__Data items__:
_ _ _
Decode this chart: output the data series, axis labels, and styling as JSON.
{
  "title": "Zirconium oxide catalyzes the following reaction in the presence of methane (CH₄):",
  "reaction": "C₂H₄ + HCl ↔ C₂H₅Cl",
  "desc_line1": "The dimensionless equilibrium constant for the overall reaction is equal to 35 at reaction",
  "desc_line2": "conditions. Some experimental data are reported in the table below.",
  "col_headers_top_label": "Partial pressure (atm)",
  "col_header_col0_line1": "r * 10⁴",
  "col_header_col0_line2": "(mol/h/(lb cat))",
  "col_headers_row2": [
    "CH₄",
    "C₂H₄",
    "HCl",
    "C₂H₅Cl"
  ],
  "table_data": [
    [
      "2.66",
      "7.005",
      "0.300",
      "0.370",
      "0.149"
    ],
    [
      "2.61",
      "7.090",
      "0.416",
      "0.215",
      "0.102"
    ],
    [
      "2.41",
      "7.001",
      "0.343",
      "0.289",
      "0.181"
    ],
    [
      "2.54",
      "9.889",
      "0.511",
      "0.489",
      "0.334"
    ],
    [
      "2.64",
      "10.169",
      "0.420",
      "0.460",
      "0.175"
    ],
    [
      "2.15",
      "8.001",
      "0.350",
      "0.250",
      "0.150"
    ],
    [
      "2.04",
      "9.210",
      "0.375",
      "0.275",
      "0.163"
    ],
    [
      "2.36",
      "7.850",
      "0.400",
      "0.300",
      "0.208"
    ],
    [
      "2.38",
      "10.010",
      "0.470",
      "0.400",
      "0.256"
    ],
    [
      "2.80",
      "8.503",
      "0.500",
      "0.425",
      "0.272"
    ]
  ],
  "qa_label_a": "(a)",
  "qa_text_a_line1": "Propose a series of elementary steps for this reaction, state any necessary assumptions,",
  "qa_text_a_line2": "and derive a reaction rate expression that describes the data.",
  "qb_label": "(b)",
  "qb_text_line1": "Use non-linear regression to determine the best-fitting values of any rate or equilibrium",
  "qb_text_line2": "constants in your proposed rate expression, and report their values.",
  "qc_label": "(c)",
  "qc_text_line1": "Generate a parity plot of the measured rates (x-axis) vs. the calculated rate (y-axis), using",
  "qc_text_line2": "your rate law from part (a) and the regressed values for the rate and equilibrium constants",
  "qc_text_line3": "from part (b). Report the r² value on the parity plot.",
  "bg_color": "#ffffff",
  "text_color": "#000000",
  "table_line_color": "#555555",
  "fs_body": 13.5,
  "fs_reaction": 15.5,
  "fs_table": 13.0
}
_ _ _
__Exercise directions__: Reply with nothing except the number of lines in the listing above that include "plot".

__Result of the task__: 2